==== DATASET RECORDS ====

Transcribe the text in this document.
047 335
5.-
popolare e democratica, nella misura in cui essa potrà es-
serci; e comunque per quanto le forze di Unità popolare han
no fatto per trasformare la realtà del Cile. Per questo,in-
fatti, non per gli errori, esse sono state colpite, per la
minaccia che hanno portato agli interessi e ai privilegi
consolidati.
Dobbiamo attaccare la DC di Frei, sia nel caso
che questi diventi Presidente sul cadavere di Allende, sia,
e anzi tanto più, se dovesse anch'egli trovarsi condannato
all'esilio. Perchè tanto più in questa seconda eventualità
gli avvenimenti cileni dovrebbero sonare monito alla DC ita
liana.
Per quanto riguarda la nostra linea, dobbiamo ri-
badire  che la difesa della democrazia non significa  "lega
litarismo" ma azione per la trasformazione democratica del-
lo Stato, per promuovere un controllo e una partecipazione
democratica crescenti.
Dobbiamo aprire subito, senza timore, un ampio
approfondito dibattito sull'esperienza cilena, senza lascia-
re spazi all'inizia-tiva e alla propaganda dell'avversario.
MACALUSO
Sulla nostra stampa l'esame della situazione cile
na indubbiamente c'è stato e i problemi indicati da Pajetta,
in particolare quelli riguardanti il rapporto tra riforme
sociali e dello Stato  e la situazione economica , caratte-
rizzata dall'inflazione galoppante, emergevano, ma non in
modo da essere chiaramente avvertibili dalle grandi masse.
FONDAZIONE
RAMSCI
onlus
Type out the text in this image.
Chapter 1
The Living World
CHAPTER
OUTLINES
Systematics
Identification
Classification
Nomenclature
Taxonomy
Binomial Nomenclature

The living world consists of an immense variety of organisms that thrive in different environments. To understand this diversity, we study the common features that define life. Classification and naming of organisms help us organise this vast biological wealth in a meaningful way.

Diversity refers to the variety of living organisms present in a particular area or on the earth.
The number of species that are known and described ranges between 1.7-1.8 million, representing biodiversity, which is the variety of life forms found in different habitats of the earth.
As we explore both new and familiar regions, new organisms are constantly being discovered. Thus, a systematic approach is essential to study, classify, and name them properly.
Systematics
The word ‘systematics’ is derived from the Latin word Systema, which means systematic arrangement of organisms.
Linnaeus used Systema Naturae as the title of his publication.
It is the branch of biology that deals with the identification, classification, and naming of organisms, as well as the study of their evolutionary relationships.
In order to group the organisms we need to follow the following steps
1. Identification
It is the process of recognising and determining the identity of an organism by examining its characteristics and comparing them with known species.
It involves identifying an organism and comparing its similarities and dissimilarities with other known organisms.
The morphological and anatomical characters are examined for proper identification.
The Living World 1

====

§ YOUR TASK
Extract all of the data shown above without alteration.

§ ANSWER TO THE TASK
Transcribe the text in this document.
047 335
5.-
popolare e democratica, nella misura in cui essa potrà es-
serci; e comunque per quanto le forze di Unità popolare han
no fatto per trasformare la realtà del Cile. Per questo,in-
fatti, non per gli errori, esse sono state colpite, per la
minaccia che hanno portato agli interessi e ai privilegi
consolidati.
Dobbiamo attaccare la DC di Frei, sia nel caso
che questi diventi Presidente sul cadavere di Allende, sia,
e anzi tanto più, se dovesse anch'egli trovarsi condannato
all'esilio. Perchè tanto più in questa seconda eventualità
gli avvenimenti cileni dovrebbero sonare monito alla DC ita
liana.
Per quanto riguarda la nostra linea, dobbiamo ri-
badire  che la difesa della democrazia non significa  "lega
litarismo" ma azione per la trasformazione democratica del-
lo Stato, per promuovere un controllo e una partecipazione
democratica crescenti.
Dobbiamo aprire subito, senza timore, un ampio
approfondito dibattito sull'esperienza cilena, senza lascia-
re spazi all'inizia-tiva e alla propaganda dell'avversario.
MACALUSO
Sulla nostra stampa l'esame della situazione cile
na indubbiamente c'è stato e i problemi indicati da Pajetta,
in particolare quelli riguardanti il rapporto tra riforme
sociali e dello Stato  e la situazione economica , caratte-
rizzata dall'inflazione galoppante, emergevano, ma non in
modo da essere chiaramente avvertibili dalle grandi masse.
FONDAZIONE
RAMSCI
onlus
Type out the text in this image.
Chapter 1
The Living World
CHAPTER
OUTLINES
Systematics
Identification
Classification
Nomenclature
Taxonomy
Binomial Nomenclature

The living world consists of an immense variety of organisms that thrive in different environments. To understand this diversity, we study the common features that define life. Classification and naming of organisms help us organise this vast biological wealth in a meaningful way.

Diversity refers to the variety of living organisms present in a particular area or on the earth.
The number of species that are known and described ranges between 1.7-1.8 million, representing biodiversity, which is the variety of life forms found in different habitats of the earth.
As we explore both new and familiar regions, new organisms are constantly being discovered. Thus, a systematic approach is essential to study, classify, and name them properly.
Systematics
The word ‘systematics’ is derived from the Latin word Systema, which means systematic arrangement of organisms.
Linnaeus used Systema Naturae as the title of his publication.
It is the branch of biology that deals with the identification, classification, and naming of organisms, as well as the study of their evolutionary relationships.
In order to group the organisms we need to follow the following steps
1. Identification
It is the process of recognising and determining the identity of an organism by examining its characteristics and comparing them with known species.
It involves identifying an organism and comparing its similarities and dissimilarities with other known organisms.
The morphological and anatomical characters are examined for proper identification.
The Living World 1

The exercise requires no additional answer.